_What this task involves_
Continue the passage below on Jordan's new rules for political party activity at universities from the point where it stops.

_Passage given_
========================================

It puts education and party activities on the same par and thus legitimised party activity within university campuses.

So far, however, many have been disappointed.

Fakher Daas, a member of the left-wing Popular Unity Party - which has also seen its members harassed by the state - told MEE the bylaws issued by the Higher Council of Education on 23 April were worse than what was expected.

“The bylaws make the student dean into a district governor with absolute powers that can include interfering or stopping any political activity regarding time, place, the speakers, and the activity itself," he explained
He said the new rules failed to state that universities were obliged to allow elected student councils in the universities and that it gave indirect power to the university administration not to allow elected student councils.
‘What is needed is not laws that allow party activities on the campus, what is needed is genuine political will for reform and a review of all disciplinary laws. Student councils must be allowed to hold elections and the repressive disciplinary regulations that are used against political activities must be rescinded."

Political control

A survey carried out by the Strategic Studies centre at Jordan University last May showed that 87 percent of Jordanians don’t know anything about the new party law. Only 13 percent said that they heard about it or know it.

========================================

_Dataset rows_
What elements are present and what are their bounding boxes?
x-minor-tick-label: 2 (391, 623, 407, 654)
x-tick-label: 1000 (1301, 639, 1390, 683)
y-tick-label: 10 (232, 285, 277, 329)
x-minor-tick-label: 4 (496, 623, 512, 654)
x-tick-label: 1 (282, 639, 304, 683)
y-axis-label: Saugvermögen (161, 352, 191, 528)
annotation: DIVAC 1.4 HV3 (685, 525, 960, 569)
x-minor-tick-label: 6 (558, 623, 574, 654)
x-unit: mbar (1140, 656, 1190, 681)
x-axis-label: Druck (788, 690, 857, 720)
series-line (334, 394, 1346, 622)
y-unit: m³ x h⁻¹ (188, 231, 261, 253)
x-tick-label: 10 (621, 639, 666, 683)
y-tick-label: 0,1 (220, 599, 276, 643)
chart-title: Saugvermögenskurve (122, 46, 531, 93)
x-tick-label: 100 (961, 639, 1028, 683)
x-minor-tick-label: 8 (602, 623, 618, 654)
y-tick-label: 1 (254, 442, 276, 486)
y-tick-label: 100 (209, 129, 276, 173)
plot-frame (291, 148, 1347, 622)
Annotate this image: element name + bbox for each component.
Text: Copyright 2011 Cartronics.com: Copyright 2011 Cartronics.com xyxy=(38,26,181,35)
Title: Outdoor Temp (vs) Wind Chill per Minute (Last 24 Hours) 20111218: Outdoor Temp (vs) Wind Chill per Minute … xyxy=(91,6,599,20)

========================================

_Response to this task_
Among those surveyed 22 percent said that they don’t think there is anything new in the law while 20 percent say they believe that the new law encourages the participation of youth and women in political and party activities.

Opposition parties accuse the Jordanian authorities of “re-engineering political life” in order to neutralise the actual power of the parties in parliament.
Murad Adaileh said that in Jordan “today we see an attempt to engineer the work of parties. Some are being pushed to merge, new parties are suddenly appearing, some parties are given official help while others are facing obstacles”.

Adaileh said that a request to hold meetings on campuses had been submitted for months without any answer, while other parties were being allowed to work by all official institutions.
Khawaldeh denied that the “executive branch has any role in establishing new parties”.

According to the new law, he said, only the independent Elections Commission has the right to register new parties.